Return each line containing the string "with".
* begin INFORMATION SUPPLIED *
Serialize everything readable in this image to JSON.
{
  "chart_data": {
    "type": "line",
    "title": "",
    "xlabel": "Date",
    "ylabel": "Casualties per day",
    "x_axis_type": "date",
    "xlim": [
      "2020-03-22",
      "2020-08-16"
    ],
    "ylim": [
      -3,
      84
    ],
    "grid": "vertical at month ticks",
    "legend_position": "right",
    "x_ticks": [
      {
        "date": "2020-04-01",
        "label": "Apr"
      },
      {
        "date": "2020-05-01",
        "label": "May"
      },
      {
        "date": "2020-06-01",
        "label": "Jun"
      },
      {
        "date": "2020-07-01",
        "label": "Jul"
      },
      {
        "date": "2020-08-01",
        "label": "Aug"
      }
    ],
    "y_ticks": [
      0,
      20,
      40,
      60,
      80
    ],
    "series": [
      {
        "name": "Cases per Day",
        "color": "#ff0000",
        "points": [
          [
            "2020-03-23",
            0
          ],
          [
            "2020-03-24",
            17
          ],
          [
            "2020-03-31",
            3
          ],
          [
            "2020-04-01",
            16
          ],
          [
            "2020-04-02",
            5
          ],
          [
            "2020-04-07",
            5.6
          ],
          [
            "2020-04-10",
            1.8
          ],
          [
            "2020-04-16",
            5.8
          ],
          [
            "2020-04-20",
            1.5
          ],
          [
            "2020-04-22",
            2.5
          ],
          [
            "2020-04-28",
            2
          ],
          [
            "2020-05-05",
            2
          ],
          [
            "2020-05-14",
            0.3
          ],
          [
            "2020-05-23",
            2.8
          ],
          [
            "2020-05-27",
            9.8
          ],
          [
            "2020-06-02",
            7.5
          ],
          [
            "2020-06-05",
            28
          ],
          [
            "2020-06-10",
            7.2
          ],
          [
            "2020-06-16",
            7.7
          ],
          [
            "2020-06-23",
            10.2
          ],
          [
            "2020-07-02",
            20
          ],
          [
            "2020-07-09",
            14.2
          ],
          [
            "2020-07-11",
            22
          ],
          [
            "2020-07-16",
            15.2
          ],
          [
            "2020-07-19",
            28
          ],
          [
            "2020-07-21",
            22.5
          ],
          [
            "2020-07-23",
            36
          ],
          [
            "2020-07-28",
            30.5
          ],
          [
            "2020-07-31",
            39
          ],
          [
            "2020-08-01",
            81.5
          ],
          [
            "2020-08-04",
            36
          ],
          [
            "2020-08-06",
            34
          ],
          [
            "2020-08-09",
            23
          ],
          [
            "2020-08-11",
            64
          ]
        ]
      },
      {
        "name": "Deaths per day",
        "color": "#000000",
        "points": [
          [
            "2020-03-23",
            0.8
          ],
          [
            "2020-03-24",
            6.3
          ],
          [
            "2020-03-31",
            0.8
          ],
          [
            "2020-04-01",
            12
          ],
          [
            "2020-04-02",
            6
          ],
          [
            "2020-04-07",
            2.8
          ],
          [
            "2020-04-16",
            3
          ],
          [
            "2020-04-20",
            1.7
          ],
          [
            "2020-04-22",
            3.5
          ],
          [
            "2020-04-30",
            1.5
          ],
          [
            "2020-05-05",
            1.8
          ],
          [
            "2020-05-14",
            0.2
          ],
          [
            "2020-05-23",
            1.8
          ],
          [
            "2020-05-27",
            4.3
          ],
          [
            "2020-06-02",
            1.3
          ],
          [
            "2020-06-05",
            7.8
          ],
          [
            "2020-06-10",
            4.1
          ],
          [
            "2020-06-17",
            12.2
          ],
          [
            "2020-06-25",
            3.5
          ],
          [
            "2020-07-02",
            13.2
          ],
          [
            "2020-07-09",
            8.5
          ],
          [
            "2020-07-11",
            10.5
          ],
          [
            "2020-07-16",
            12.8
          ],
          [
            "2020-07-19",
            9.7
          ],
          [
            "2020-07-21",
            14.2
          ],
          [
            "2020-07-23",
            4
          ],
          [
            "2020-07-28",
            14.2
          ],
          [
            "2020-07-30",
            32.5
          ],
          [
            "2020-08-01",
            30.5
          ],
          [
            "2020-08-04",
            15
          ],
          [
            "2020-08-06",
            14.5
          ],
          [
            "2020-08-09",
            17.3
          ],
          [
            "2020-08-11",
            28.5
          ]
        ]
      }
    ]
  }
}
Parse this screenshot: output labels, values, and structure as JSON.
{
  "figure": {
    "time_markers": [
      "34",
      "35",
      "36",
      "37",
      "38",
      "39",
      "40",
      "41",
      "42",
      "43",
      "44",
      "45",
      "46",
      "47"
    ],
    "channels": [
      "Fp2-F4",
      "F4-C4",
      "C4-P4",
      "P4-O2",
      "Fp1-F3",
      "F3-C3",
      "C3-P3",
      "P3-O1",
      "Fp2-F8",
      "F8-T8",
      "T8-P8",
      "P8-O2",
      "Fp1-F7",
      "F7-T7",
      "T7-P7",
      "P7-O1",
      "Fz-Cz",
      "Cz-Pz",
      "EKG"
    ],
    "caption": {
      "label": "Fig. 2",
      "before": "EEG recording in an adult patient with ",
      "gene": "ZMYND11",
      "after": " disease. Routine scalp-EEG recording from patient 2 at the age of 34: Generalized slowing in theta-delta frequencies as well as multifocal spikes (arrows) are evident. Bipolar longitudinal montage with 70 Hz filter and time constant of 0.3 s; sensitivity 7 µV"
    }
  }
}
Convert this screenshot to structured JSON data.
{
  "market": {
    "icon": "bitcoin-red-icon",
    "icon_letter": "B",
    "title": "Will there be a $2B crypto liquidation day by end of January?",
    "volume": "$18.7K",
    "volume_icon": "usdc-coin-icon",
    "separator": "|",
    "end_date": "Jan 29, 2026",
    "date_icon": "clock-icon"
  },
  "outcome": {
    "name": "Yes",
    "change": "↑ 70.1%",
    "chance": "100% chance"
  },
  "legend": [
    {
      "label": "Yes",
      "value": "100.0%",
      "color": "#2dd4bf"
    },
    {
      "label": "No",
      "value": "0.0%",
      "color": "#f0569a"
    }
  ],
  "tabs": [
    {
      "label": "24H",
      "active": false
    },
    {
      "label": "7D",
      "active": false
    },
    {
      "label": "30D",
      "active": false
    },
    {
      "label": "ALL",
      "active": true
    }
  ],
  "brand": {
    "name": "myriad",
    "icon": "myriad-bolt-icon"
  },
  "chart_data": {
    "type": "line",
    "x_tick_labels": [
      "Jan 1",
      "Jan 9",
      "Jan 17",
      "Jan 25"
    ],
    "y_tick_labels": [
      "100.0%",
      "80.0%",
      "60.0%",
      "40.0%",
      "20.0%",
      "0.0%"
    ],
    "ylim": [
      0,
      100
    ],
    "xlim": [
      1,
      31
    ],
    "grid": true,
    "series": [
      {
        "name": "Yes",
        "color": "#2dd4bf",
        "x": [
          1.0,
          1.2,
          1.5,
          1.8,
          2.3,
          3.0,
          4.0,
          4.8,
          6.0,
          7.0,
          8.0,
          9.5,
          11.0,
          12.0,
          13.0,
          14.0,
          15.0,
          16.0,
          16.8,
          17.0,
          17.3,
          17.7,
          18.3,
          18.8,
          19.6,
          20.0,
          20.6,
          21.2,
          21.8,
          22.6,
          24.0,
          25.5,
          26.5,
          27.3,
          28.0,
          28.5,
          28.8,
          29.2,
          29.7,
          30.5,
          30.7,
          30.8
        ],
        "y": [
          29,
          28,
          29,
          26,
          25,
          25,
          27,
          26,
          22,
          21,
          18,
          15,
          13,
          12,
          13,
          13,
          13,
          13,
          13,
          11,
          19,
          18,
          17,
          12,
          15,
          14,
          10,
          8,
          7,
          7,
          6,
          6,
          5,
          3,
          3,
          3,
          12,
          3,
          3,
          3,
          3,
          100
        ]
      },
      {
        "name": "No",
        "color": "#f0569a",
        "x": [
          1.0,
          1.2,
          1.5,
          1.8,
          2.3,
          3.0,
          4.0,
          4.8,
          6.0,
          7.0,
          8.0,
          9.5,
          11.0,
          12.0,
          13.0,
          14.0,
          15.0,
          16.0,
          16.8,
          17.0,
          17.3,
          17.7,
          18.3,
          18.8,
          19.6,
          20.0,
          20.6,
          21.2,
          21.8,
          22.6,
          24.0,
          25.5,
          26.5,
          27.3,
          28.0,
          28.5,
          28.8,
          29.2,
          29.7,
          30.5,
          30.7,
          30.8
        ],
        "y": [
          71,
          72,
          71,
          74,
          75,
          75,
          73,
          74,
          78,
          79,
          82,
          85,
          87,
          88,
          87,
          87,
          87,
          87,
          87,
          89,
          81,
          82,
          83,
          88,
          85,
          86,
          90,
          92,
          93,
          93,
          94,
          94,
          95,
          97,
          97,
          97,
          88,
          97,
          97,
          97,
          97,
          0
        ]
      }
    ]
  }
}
* end INFORMATION SUPPLIED *
PROBLEM SOLUTION =
      "before": "EEG recording in an adult patient with ",
      "after": " disease. Routine scalp-EEG recording from patient 2 at the age of 34: Generalized slowing in theta-delta frequencies as well as multifocal spikes (arrows) are evident. Bipolar longitudinal montage with 70 Hz filter and time constant of 0.3 s; sensitivity 7 µV"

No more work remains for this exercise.